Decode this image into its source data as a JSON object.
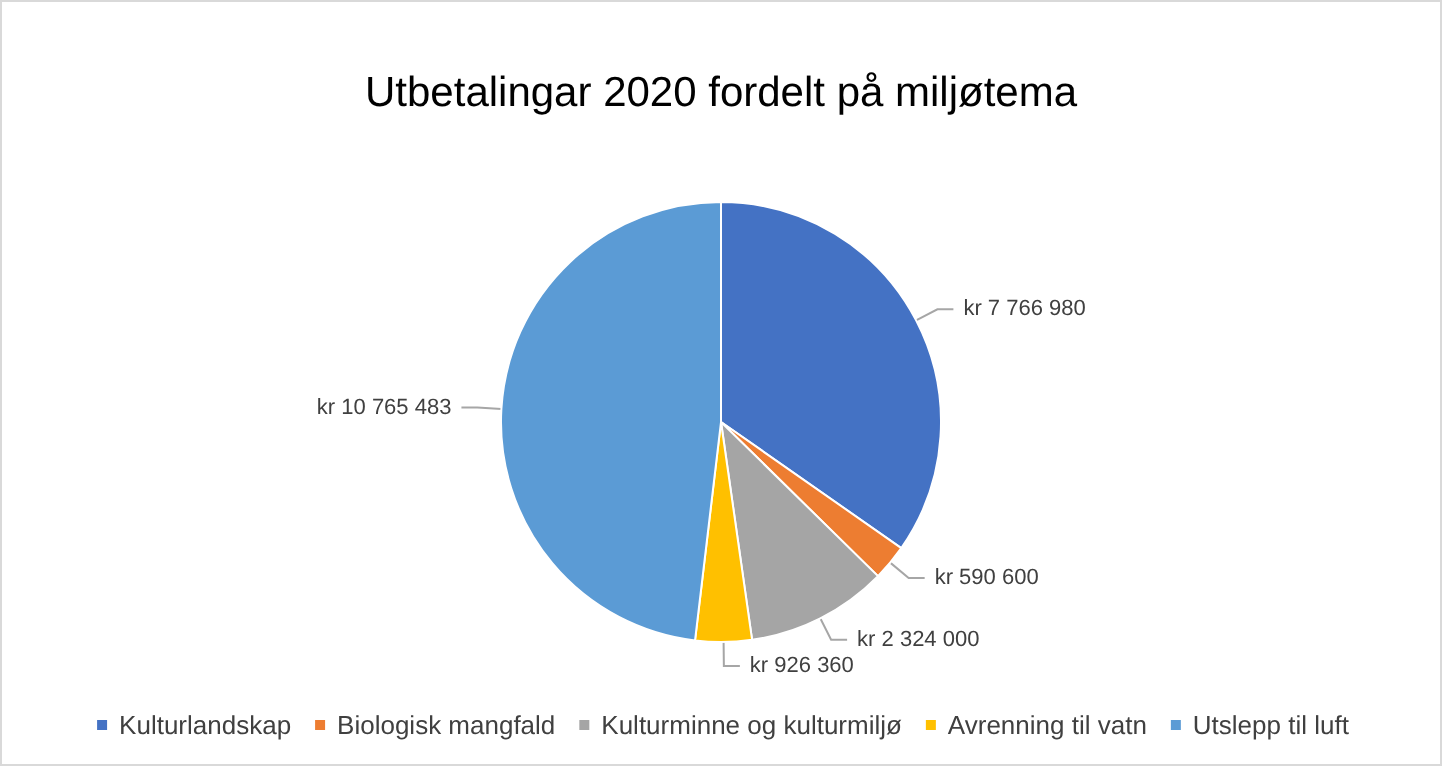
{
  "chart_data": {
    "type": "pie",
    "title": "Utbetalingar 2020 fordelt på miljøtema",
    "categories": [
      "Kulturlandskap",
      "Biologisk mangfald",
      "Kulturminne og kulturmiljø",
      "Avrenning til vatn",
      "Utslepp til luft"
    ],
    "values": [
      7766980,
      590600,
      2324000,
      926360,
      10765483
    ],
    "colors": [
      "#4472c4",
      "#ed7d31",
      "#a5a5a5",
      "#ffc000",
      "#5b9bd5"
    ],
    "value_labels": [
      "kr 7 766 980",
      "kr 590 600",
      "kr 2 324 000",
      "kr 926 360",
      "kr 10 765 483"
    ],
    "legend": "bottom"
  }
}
============================================================
Without the pictures, write out the whole listing above exactly as it appears.

Decode this image into its source data as a JSON object.
{
  "chart_data": {
    "type": "pie",
    "title": "Utbetalingar 2020 fordelt på miljøtema",
    "categories": [
      "Kulturlandskap",
      "Biologisk mangfald",
      "Kulturminne og kulturmiljø",
      "Avrenning til vatn",
      "Utslepp til luft"
    ],
    "values": [
      7766980,
      590600,
      2324000,
      926360,
      10765483
    ],
    "colors": [
      "#4472c4",
      "#ed7d31",
      "#a5a5a5",
      "#ffc000",
      "#5b9bd5"
    ],
    "value_labels": [
      "kr 7 766 980",
      "kr 590 600",
      "kr 2 324 000",
      "kr 926 360",
      "kr 10 765 483"
    ],
    "legend": "bottom"
  }
}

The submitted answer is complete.